SHORT PROBLEM: Write the listing out again, all of it, word for word.

===== THE DATA

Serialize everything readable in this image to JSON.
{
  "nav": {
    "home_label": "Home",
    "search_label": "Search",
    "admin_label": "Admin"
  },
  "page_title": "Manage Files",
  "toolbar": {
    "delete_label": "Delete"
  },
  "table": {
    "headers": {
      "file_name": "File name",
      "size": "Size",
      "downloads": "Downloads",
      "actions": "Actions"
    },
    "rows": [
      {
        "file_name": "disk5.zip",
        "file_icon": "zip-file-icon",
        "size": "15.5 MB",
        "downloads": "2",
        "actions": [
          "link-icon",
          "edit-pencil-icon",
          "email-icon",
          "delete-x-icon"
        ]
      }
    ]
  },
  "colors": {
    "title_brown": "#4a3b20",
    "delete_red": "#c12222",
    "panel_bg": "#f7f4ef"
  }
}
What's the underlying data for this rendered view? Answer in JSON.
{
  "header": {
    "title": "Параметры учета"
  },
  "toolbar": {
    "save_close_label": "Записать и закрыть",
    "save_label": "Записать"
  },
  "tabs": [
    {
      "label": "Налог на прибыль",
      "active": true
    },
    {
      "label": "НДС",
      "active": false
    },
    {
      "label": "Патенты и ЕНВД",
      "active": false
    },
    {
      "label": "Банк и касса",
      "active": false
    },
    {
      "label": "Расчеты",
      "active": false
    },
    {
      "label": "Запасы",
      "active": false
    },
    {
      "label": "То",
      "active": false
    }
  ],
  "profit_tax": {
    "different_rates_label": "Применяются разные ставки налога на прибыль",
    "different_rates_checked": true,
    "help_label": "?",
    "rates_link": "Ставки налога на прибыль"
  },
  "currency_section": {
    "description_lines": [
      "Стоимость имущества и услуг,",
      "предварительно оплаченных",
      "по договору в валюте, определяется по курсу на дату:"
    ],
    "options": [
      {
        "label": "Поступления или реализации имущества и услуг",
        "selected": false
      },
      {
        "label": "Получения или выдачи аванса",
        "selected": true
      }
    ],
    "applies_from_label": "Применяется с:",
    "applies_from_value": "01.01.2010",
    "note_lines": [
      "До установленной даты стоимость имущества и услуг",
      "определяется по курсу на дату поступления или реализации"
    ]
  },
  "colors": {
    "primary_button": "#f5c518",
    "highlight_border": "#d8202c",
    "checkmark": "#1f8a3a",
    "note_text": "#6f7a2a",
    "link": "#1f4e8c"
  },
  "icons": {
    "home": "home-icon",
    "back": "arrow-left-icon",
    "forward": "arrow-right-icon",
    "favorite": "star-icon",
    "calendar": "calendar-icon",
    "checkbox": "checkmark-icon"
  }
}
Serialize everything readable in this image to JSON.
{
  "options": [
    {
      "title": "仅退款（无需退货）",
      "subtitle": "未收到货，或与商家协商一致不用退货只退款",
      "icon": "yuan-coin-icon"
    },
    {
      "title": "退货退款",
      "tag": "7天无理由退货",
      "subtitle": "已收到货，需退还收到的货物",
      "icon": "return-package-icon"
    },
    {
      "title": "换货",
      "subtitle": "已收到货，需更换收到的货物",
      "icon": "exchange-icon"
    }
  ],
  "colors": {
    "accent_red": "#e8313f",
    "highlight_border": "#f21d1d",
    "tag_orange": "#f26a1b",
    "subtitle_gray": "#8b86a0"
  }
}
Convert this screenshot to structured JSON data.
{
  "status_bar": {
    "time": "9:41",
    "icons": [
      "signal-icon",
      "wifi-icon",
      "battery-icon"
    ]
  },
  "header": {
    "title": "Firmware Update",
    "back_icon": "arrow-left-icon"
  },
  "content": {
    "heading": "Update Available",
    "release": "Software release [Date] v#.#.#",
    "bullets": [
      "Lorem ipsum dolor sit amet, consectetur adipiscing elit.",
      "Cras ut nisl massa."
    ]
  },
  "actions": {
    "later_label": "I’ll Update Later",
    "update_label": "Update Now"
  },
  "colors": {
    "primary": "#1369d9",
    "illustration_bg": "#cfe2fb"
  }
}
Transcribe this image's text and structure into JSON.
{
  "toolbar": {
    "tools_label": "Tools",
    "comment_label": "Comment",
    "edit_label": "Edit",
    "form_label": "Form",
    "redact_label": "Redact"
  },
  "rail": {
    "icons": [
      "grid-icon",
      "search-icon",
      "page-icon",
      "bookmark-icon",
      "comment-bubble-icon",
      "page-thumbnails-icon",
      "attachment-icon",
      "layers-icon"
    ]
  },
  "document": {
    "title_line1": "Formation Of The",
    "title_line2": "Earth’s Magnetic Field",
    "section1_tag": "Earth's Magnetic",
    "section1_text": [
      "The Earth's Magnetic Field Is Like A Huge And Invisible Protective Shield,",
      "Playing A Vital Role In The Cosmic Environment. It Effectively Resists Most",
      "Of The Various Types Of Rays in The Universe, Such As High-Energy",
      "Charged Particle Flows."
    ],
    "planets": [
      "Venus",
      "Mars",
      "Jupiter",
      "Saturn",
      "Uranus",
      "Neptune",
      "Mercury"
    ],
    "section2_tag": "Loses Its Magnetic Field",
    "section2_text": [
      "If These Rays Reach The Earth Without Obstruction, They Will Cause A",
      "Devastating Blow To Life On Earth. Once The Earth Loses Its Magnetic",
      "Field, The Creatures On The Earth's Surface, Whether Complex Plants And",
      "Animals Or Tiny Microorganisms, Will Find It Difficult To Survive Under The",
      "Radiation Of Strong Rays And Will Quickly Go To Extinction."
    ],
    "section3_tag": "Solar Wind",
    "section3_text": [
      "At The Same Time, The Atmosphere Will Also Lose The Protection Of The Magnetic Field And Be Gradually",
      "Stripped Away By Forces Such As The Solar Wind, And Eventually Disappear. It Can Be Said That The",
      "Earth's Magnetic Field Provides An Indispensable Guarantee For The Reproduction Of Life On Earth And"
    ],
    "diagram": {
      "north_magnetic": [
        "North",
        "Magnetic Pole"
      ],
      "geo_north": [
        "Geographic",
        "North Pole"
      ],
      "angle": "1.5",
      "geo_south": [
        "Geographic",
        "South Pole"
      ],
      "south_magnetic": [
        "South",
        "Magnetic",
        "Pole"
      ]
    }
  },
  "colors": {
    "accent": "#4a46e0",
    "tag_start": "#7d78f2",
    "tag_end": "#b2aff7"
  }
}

==========

REPLY:
Serialize everything readable in this image to JSON.
{
  "nav": {
    "home_label": "Home",
    "search_label": "Search",
    "admin_label": "Admin"
  },
  "page_title": "Manage Files",
  "toolbar": {
    "delete_label": "Delete"
  },
  "table": {
    "headers": {
      "file_name": "File name",
      "size": "Size",
      "downloads": "Downloads",
      "actions": "Actions"
    },
    "rows": [
      {
        "file_name": "disk5.zip",
        "file_icon": "zip-file-icon",
        "size": "15.5 MB",
        "downloads": "2",
        "actions": [
          "link-icon",
          "edit-pencil-icon",
          "email-icon",
          "delete-x-icon"
        ]
      }
    ]
  },
  "colors": {
    "title_brown": "#4a3b20",
    "delete_red": "#c12222",
    "panel_bg": "#f7f4ef"
  }
}
What's the underlying data for this rendered view? Answer in JSON.
{
  "header": {
    "title": "Параметры учета"
  },
  "toolbar": {
    "save_close_label": "Записать и закрыть",
    "save_label": "Записать"
  },
  "tabs": [
    {
      "label": "Налог на прибыль",
      "active": true
    },
    {
      "label": "НДС",
      "active": false
    },
    {
      "label": "Патенты и ЕНВД",
      "active": false
    },
    {
      "label": "Банк и касса",
      "active": false
    },
    {
      "label": "Расчеты",
      "active": false
    },
    {
      "label": "Запасы",
      "active": false
    },
    {
      "label": "То",
      "active": false
    }
  ],
  "profit_tax": {
    "different_rates_label": "Применяются разные ставки налога на прибыль",
    "different_rates_checked": true,
    "help_label": "?",
    "rates_link": "Ставки налога на прибыль"
  },
  "currency_section": {
    "description_lines": [
      "Стоимость имущества и услуг,",
      "предварительно оплаченных",
      "по договору в валюте, определяется по курсу на дату:"
    ],
    "options": [
      {
        "label": "Поступления или реализации имущества и услуг",
        "selected": false
      },
      {
        "label": "Получения или выдачи аванса",
        "selected": true
      }
    ],
    "applies_from_label": "Применяется с:",
    "applies_from_value": "01.01.2010",
    "note_lines": [
      "До установленной даты стоимость имущества и услуг",
      "определяется по курсу на дату поступления или реализации"
    ]
  },
  "colors": {
    "primary_button": "#f5c518",
    "highlight_border": "#d8202c",
    "checkmark": "#1f8a3a",
    "note_text": "#6f7a2a",
    "link": "#1f4e8c"
  },
  "icons": {
    "home": "home-icon",
    "back": "arrow-left-icon",
    "forward": "arrow-right-icon",
    "favorite": "star-icon",
    "calendar": "calendar-icon",
    "checkbox": "checkmark-icon"
  }
}
Serialize everything readable in this image to JSON.
{
  "options": [
    {
      "title": "仅退款（无需退货）",
      "subtitle": "未收到货，或与商家协商一致不用退货只退款",
      "icon": "yuan-coin-icon"
    },
    {
      "title": "退货退款",
      "tag": "7天无理由退货",
      "subtitle": "已收到货，需退还收到的货物",
      "icon": "return-package-icon"
    },
    {
      "title": "换货",
      "subtitle": "已收到货，需更换收到的货物",
      "icon": "exchange-icon"
    }
  ],
  "colors": {
    "accent_red": "#e8313f",
    "highlight_border": "#f21d1d",
    "tag_orange": "#f26a1b",
    "subtitle_gray": "#8b86a0"
  }
}
Convert this screenshot to structured JSON data.
{
  "status_bar": {
    "time": "9:41",
    "icons": [
      "signal-icon",
      "wifi-icon",
      "battery-icon"
    ]
  },
  "header": {
    "title": "Firmware Update",
    "back_icon": "arrow-left-icon"
  },
  "content": {
    "heading": "Update Available",
    "release": "Software release [Date] v#.#.#",
    "bullets": [
      "Lorem ipsum dolor sit amet, consectetur adipiscing elit.",
      "Cras ut nisl massa."
    ]
  },
  "actions": {
    "later_label": "I’ll Update Later",
    "update_label": "Update Now"
  },
  "colors": {
    "primary": "#1369d9",
    "illustration_bg": "#cfe2fb"
  }
}
Transcribe this image's text and structure into JSON.
{
  "toolbar": {
    "tools_label": "Tools",
    "comment_label": "Comment",
    "edit_label": "Edit",
    "form_label": "Form",
    "redact_label": "Redact"
  },
  "rail": {
    "icons": [
      "grid-icon",
      "search-icon",
      "page-icon",
      "bookmark-icon",
      "comment-bubble-icon",
      "page-thumbnails-icon",
      "attachment-icon",
      "layers-icon"
    ]
  },
  "document": {
    "title_line1": "Formation Of The",
    "title_line2": "Earth’s Magnetic Field",
    "section1_tag": "Earth's Magnetic",
    "section1_text": [
      "The Earth's Magnetic Field Is Like A Huge And Invisible Protective Shield,",
      "Playing A Vital Role In The Cosmic Environment. It Effectively Resists Most",
      "Of The Various Types Of Rays in The Universe, Such As High-Energy",
      "Charged Particle Flows."
    ],
    "planets": [
      "Venus",
      "Mars",
      "Jupiter",
      "Saturn",
      "Uranus",
      "Neptune",
      "Mercury"
    ],
    "section2_tag": "Loses Its Magnetic Field",
    "section2_text": [
      "If These Rays Reach The Earth Without Obstruction, They Will Cause A",
      "Devastating Blow To Life On Earth. Once The Earth Loses Its Magnetic",
      "Field, The Creatures On The Earth's Surface, Whether Complex Plants And",
      "Animals Or Tiny Microorganisms, Will Find It Difficult To Survive Under The",
      "Radiation Of Strong Rays And Will Quickly Go To Extinction."
    ],
    "section3_tag": "Solar Wind",
    "section3_text": [
      "At The Same Time, The Atmosphere Will Also Lose The Protection Of The Magnetic Field And Be Gradually",
      "Stripped Away By Forces Such As The Solar Wind, And Eventually Disappear. It Can Be Said That The",
      "Earth's Magnetic Field Provides An Indispensable Guarantee For The Reproduction Of Life On Earth And"
    ],
    "diagram": {
      "north_magnetic": [
        "North",
        "Magnetic Pole"
      ],
      "geo_north": [
        "Geographic",
        "North Pole"
      ],
      "angle": "1.5",
      "geo_south": [
        "Geographic",
        "South Pole"
      ],
      "south_magnetic": [
        "South",
        "Magnetic",
        "Pole"
      ]
    }
  },
  "colors": {
    "accent": "#4a46e0",
    "tag_start": "#7d78f2",
    "tag_end": "#b2aff7"
  }
}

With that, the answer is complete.